(Dataset rows about figures)
══════════
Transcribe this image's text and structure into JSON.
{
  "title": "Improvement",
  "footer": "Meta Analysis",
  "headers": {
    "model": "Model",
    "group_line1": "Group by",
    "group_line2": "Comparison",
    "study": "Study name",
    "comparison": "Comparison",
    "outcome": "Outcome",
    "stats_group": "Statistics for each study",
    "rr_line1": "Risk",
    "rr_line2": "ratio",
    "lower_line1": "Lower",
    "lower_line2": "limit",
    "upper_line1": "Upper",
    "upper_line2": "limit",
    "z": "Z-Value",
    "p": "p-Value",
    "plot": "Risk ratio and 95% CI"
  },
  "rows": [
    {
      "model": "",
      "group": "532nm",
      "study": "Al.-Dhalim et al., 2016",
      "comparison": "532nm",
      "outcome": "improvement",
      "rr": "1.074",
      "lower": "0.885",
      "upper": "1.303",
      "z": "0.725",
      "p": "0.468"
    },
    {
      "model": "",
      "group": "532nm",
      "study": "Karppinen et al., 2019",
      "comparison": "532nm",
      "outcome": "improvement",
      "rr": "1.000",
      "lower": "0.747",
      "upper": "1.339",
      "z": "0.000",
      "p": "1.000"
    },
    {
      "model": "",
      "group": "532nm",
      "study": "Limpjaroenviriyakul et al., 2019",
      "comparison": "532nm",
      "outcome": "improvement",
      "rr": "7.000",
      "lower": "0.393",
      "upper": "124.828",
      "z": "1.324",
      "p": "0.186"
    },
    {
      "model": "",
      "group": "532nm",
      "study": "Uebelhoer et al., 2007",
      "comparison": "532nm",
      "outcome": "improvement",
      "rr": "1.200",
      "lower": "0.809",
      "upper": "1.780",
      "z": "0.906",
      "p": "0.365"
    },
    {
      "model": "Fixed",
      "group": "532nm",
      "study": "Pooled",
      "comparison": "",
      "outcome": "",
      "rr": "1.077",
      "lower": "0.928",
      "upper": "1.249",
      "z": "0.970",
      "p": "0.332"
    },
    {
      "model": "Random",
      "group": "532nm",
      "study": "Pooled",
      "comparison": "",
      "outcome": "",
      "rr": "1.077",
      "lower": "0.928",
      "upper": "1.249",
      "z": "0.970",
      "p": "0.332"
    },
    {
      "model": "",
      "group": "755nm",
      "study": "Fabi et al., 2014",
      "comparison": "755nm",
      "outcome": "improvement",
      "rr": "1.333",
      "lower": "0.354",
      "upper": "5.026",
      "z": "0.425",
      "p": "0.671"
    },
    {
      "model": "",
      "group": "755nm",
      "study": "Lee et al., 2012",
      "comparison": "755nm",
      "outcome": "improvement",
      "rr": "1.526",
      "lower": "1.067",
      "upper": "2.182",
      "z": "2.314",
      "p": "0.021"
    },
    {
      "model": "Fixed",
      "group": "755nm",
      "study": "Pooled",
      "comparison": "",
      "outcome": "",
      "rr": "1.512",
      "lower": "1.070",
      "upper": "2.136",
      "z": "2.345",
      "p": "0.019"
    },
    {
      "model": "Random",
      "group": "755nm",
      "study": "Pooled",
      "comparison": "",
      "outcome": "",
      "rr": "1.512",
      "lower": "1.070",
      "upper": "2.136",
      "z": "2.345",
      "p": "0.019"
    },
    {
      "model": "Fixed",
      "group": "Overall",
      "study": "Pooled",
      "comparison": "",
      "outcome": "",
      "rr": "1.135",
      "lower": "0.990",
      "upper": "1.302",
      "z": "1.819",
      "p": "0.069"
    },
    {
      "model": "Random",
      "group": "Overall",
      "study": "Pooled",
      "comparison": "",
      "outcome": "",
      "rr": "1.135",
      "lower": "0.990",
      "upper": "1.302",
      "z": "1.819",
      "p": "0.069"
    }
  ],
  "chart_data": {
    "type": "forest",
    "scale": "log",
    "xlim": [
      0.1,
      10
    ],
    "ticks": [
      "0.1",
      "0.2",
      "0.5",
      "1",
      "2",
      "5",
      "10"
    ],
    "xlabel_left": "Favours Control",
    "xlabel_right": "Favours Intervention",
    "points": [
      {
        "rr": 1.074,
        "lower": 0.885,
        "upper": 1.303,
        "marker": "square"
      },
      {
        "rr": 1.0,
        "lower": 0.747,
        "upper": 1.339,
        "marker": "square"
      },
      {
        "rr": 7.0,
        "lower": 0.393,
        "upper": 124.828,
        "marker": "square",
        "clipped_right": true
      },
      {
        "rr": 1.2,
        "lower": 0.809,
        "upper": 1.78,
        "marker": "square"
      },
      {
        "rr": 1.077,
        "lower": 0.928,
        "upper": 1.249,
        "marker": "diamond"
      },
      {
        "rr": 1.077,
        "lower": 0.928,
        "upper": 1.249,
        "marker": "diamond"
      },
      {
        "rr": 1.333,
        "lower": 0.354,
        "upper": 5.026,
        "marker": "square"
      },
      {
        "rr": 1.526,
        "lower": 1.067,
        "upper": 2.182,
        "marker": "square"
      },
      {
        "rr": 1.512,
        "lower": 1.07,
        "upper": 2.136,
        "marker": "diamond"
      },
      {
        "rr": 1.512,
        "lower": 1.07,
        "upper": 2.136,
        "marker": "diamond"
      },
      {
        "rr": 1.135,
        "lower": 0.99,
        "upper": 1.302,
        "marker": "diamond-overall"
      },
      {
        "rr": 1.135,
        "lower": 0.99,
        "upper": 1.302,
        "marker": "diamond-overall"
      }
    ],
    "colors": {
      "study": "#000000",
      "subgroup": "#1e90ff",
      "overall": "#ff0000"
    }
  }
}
══════════
#### [Direction]
Please output the entries above, every line exactly as it reads.

#### [The reply]
Transcribe this image's text and structure into JSON.
{
  "title": "Improvement",
  "footer": "Meta Analysis",
  "headers": {
    "model": "Model",
    "group_line1": "Group by",
    "group_line2": "Comparison",
    "study": "Study name",
    "comparison": "Comparison",
    "outcome": "Outcome",
    "stats_group": "Statistics for each study",
    "rr_line1": "Risk",
    "rr_line2": "ratio",
    "lower_line1": "Lower",
    "lower_line2": "limit",
    "upper_line1": "Upper",
    "upper_line2": "limit",
    "z": "Z-Value",
    "p": "p-Value",
    "plot": "Risk ratio and 95% CI"
  },
  "rows": [
    {
      "model": "",
      "group": "532nm",
      "study": "Al.-Dhalim et al., 2016",
      "comparison": "532nm",
      "outcome": "improvement",
      "rr": "1.074",
      "lower": "0.885",
      "upper": "1.303",
      "z": "0.725",
      "p": "0.468"
    },
    {
      "model": "",
      "group": "532nm",
      "study": "Karppinen et al., 2019",
      "comparison": "532nm",
      "outcome": "improvement",
      "rr": "1.000",
      "lower": "0.747",
      "upper": "1.339",
      "z": "0.000",
      "p": "1.000"
    },
    {
      "model": "",
      "group": "532nm",
      "study": "Limpjaroenviriyakul et al., 2019",
      "comparison": "532nm",
      "outcome": "improvement",
      "rr": "7.000",
      "lower": "0.393",
      "upper": "124.828",
      "z": "1.324",
      "p": "0.186"
    },
    {
      "model": "",
      "group": "532nm",
      "study": "Uebelhoer et al., 2007",
      "comparison": "532nm",
      "outcome": "improvement",
      "rr": "1.200",
      "lower": "0.809",
      "upper": "1.780",
      "z": "0.906",
      "p": "0.365"
    },
    {
      "model": "Fixed",
      "group": "532nm",
      "study": "Pooled",
      "comparison": "",
      "outcome": "",
      "rr": "1.077",
      "lower": "0.928",
      "upper": "1.249",
      "z": "0.970",
      "p": "0.332"
    },
    {
      "model": "Random",
      "group": "532nm",
      "study": "Pooled",
      "comparison": "",
      "outcome": "",
      "rr": "1.077",
      "lower": "0.928",
      "upper": "1.249",
      "z": "0.970",
      "p": "0.332"
    },
    {
      "model": "",
      "group": "755nm",
      "study": "Fabi et al., 2014",
      "comparison": "755nm",
      "outcome": "improvement",
      "rr": "1.333",
      "lower": "0.354",
      "upper": "5.026",
      "z": "0.425",
      "p": "0.671"
    },
    {
      "model": "",
      "group": "755nm",
      "study": "Lee et al., 2012",
      "comparison": "755nm",
      "outcome": "improvement",
      "rr": "1.526",
      "lower": "1.067",
      "upper": "2.182",
      "z": "2.314",
      "p": "0.021"
    },
    {
      "model": "Fixed",
      "group": "755nm",
      "study": "Pooled",
      "comparison": "",
      "outcome": "",
      "rr": "1.512",
      "lower": "1.070",
      "upper": "2.136",
      "z": "2.345",
      "p": "0.019"
    },
    {
      "model": "Random",
      "group": "755nm",
      "study": "Pooled",
      "comparison": "",
      "outcome": "",
      "rr": "1.512",
      "lower": "1.070",
      "upper": "2.136",
      "z": "2.345",
      "p": "0.019"
    },
    {
      "model": "Fixed",
      "group": "Overall",
      "study": "Pooled",
      "comparison": "",
      "outcome": "",
      "rr": "1.135",
      "lower": "0.990",
      "upper": "1.302",
      "z": "1.819",
      "p": "0.069"
    },
    {
      "model": "Random",
      "group": "Overall",
      "study": "Pooled",
      "comparison": "",
      "outcome": "",
      "rr": "1.135",
      "lower": "0.990",
      "upper": "1.302",
      "z": "1.819",
      "p": "0.069"
    }
  ],
  "chart_data": {
    "type": "forest",
    "scale": "log",
    "xlim": [
      0.1,
      10
    ],
    "ticks": [
      "0.1",
      "0.2",
      "0.5",
      "1",
      "2",
      "5",
      "10"
    ],
    "xlabel_left": "Favours Control",
    "xlabel_right": "Favours Intervention",
    "points": [
      {
        "rr": 1.074,
        "lower": 0.885,
        "upper": 1.303,
        "marker": "square"
      },
      {
        "rr": 1.0,
        "lower": 0.747,
        "upper": 1.339,
        "marker": "square"
      },
      {
        "rr": 7.0,
        "lower": 0.393,
        "upper": 124.828,
        "marker": "square",
        "clipped_right": true
      },
      {
        "rr": 1.2,
        "lower": 0.809,
        "upper": 1.78,
        "marker": "square"
      },
      {
        "rr": 1.077,
        "lower": 0.928,
        "upper": 1.249,
        "marker": "diamond"
      },
      {
        "rr": 1.077,
        "lower": 0.928,
        "upper": 1.249,
        "marker": "diamond"
      },
      {
        "rr": 1.333,
        "lower": 0.354,
        "upper": 5.026,
        "marker": "square"
      },
      {
        "rr": 1.526,
        "lower": 1.067,
        "upper": 2.182,
        "marker": "square"
      },
      {
        "rr": 1.512,
        "lower": 1.07,
        "upper": 2.136,
        "marker": "diamond"
      },
      {
        "rr": 1.512,
        "lower": 1.07,
        "upper": 2.136,
        "marker": "diamond"
      },
      {
        "rr": 1.135,
        "lower": 0.99,
        "upper": 1.302,
        "marker": "diamond-overall"
      },
      {
        "rr": 1.135,
        "lower": 0.99,
        "upper": 1.302,
        "marker": "diamond-overall"
      }
    ],
    "colors": {
      "study": "#000000",
      "subgroup": "#1e90ff",
      "overall": "#ff0000"
    }
  }
}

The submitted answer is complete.